**TASK TO COMPLETE**: Repeat each line exactly as it is written.

**Collected data entries**:
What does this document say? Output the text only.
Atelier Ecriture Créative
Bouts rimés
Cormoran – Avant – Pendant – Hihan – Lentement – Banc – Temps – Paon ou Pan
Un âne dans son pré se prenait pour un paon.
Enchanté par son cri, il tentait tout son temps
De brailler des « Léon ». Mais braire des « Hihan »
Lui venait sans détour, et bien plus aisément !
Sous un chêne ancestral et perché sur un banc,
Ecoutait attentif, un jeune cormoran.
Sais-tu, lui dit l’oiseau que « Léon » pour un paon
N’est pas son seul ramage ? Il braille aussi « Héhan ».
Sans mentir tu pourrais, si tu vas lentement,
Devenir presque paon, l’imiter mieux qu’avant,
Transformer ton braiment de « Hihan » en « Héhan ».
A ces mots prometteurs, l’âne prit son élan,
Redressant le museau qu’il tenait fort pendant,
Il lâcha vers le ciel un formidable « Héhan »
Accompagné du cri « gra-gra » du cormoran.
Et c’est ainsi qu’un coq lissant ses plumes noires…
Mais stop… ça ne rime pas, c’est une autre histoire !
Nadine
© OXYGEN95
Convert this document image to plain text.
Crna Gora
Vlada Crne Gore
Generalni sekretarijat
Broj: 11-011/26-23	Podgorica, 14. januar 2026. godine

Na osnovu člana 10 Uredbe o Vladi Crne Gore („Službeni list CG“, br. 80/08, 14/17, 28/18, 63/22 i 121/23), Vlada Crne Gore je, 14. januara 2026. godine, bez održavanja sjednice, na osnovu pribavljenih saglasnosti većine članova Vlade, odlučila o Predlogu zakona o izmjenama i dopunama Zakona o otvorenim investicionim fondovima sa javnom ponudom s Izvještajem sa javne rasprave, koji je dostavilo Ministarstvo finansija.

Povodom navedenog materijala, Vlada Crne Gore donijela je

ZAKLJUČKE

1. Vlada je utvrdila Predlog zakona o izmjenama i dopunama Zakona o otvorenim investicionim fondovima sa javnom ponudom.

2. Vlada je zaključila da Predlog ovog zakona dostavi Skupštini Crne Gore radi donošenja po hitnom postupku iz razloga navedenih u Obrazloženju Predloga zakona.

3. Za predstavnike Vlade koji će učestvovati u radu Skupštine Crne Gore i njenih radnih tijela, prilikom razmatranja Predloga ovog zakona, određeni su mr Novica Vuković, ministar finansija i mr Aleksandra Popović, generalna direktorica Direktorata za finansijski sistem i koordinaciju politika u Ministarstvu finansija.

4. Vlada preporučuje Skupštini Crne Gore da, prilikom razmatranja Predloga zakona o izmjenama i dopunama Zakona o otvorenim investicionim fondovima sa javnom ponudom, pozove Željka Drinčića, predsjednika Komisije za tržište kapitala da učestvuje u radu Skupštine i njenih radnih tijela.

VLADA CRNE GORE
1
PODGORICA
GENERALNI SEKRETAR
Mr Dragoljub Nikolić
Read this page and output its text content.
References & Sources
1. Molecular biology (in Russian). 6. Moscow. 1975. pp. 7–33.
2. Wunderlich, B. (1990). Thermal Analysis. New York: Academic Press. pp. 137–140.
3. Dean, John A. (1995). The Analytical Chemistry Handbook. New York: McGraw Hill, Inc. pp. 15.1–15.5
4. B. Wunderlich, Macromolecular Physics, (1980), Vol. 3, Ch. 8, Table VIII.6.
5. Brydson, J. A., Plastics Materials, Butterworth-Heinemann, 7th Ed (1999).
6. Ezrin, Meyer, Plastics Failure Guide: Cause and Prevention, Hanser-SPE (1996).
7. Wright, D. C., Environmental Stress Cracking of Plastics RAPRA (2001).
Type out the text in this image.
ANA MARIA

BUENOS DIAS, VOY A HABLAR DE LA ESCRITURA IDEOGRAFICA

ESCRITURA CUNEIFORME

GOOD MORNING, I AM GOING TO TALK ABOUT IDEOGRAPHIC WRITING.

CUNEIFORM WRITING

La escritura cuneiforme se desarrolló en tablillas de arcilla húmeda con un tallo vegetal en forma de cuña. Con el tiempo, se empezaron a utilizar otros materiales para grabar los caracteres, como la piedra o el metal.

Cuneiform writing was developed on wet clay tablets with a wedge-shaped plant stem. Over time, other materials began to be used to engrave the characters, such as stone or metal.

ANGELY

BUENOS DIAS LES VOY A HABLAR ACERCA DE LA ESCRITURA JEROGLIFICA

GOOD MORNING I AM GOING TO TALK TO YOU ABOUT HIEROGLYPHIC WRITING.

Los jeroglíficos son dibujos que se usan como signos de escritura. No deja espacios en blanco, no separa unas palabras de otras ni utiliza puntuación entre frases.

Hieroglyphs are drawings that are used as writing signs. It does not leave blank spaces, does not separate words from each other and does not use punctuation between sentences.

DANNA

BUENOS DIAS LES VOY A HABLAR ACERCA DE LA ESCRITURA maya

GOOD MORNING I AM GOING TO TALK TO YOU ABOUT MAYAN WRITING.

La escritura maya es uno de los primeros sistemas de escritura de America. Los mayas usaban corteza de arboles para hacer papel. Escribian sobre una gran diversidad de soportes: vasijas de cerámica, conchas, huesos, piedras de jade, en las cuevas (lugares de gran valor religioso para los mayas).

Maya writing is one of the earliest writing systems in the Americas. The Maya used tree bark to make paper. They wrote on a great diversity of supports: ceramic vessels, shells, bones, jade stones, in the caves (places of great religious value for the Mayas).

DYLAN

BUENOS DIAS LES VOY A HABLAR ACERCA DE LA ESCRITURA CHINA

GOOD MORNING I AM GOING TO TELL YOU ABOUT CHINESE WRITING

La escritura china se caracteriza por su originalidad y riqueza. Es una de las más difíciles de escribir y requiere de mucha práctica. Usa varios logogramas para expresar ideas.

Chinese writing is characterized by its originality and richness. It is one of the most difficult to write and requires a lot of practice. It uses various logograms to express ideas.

**SOLUTION**:
What does this document say? Output the text only.
Atelier Ecriture Créative
Bouts rimés
Cormoran – Avant – Pendant – Hihan – Lentement – Banc – Temps – Paon ou Pan
Un âne dans son pré se prenait pour un paon.
Enchanté par son cri, il tentait tout son temps
De brailler des « Léon ». Mais braire des « Hihan »
Lui venait sans détour, et bien plus aisément !
Sous un chêne ancestral et perché sur un banc,
Ecoutait attentif, un jeune cormoran.
Sais-tu, lui dit l’oiseau que « Léon » pour un paon
N’est pas son seul ramage ? Il braille aussi « Héhan ».
Sans mentir tu pourrais, si tu vas lentement,
Devenir presque paon, l’imiter mieux qu’avant,
Transformer ton braiment de « Hihan » en « Héhan ».
A ces mots prometteurs, l’âne prit son élan,
Redressant le museau qu’il tenait fort pendant,
Il lâcha vers le ciel un formidable « Héhan »
Accompagné du cri « gra-gra » du cormoran.
Et c’est ainsi qu’un coq lissant ses plumes noires…
Mais stop… ça ne rime pas, c’est une autre histoire !
Nadine
© OXYGEN95
Convert this document image to plain text.
Crna Gora
Vlada Crne Gore
Generalni sekretarijat
Broj: 11-011/26-23	Podgorica, 14. januar 2026. godine

Na osnovu člana 10 Uredbe o Vladi Crne Gore („Službeni list CG“, br. 80/08, 14/17, 28/18, 63/22 i 121/23), Vlada Crne Gore je, 14. januara 2026. godine, bez održavanja sjednice, na osnovu pribavljenih saglasnosti većine članova Vlade, odlučila o Predlogu zakona o izmjenama i dopunama Zakona o otvorenim investicionim fondovima sa javnom ponudom s Izvještajem sa javne rasprave, koji je dostavilo Ministarstvo finansija.

Povodom navedenog materijala, Vlada Crne Gore donijela je

ZAKLJUČKE

1. Vlada je utvrdila Predlog zakona o izmjenama i dopunama Zakona o otvorenim investicionim fondovima sa javnom ponudom.

2. Vlada je zaključila da Predlog ovog zakona dostavi Skupštini Crne Gore radi donošenja po hitnom postupku iz razloga navedenih u Obrazloženju Predloga zakona.

3. Za predstavnike Vlade koji će učestvovati u radu Skupštine Crne Gore i njenih radnih tijela, prilikom razmatranja Predloga ovog zakona, određeni su mr Novica Vuković, ministar finansija i mr Aleksandra Popović, generalna direktorica Direktorata za finansijski sistem i koordinaciju politika u Ministarstvu finansija.

4. Vlada preporučuje Skupštini Crne Gore da, prilikom razmatranja Predloga zakona o izmjenama i dopunama Zakona o otvorenim investicionim fondovima sa javnom ponudom, pozove Željka Drinčića, predsjednika Komisije za tržište kapitala da učestvuje u radu Skupštine i njenih radnih tijela.

VLADA CRNE GORE
1
PODGORICA
GENERALNI SEKRETAR
Mr Dragoljub Nikolić
Read this page and output its text content.
References & Sources
1. Molecular biology (in Russian). 6. Moscow. 1975. pp. 7–33.
2. Wunderlich, B. (1990). Thermal Analysis. New York: Academic Press. pp. 137–140.
3. Dean, John A. (1995). The Analytical Chemistry Handbook. New York: McGraw Hill, Inc. pp. 15.1–15.5
4. B. Wunderlich, Macromolecular Physics, (1980), Vol. 3, Ch. 8, Table VIII.6.
5. Brydson, J. A., Plastics Materials, Butterworth-Heinemann, 7th Ed (1999).
6. Ezrin, Meyer, Plastics Failure Guide: Cause and Prevention, Hanser-SPE (1996).
7. Wright, D. C., Environmental Stress Cracking of Plastics RAPRA (2001).
Type out the text in this image.
ANA MARIA

BUENOS DIAS, VOY A HABLAR DE LA ESCRITURA IDEOGRAFICA

ESCRITURA CUNEIFORME

GOOD MORNING, I AM GOING TO TALK ABOUT IDEOGRAPHIC WRITING.

CUNEIFORM WRITING

La escritura cuneiforme se desarrolló en tablillas de arcilla húmeda con un tallo vegetal en forma de cuña. Con el tiempo, se empezaron a utilizar otros materiales para grabar los caracteres, como la piedra o el metal.

Cuneiform writing was developed on wet clay tablets with a wedge-shaped plant stem. Over time, other materials began to be used to engrave the characters, such as stone or metal.

ANGELY

BUENOS DIAS LES VOY A HABLAR ACERCA DE LA ESCRITURA JEROGLIFICA

GOOD MORNING I AM GOING TO TALK TO YOU ABOUT HIEROGLYPHIC WRITING.

Los jeroglíficos son dibujos que se usan como signos de escritura. No deja espacios en blanco, no separa unas palabras de otras ni utiliza puntuación entre frases.

Hieroglyphs are drawings that are used as writing signs. It does not leave blank spaces, does not separate words from each other and does not use punctuation between sentences.

DANNA

BUENOS DIAS LES VOY A HABLAR ACERCA DE LA ESCRITURA maya

GOOD MORNING I AM GOING TO TALK TO YOU ABOUT MAYAN WRITING.

La escritura maya es uno de los primeros sistemas de escritura de America. Los mayas usaban corteza de arboles para hacer papel. Escribian sobre una gran diversidad de soportes: vasijas de cerámica, conchas, huesos, piedras de jade, en las cuevas (lugares de gran valor religioso para los mayas).

Maya writing is one of the earliest writing systems in the Americas. The Maya used tree bark to make paper. They wrote on a great diversity of supports: ceramic vessels, shells, bones, jade stones, in the caves (places of great religious value for the Mayas).

DYLAN

BUENOS DIAS LES VOY A HABLAR ACERCA DE LA ESCRITURA CHINA

GOOD MORNING I AM GOING TO TELL YOU ABOUT CHINESE WRITING

La escritura china se caracteriza por su originalidad y riqueza. Es una de las más difíciles de escribir y requiere de mucha práctica. Usa varios logogramas para expresar ideas.

Chinese writing is characterized by its originality and richness. It is one of the most difficult to write and requires a lot of practice. It uses various logograms to express ideas.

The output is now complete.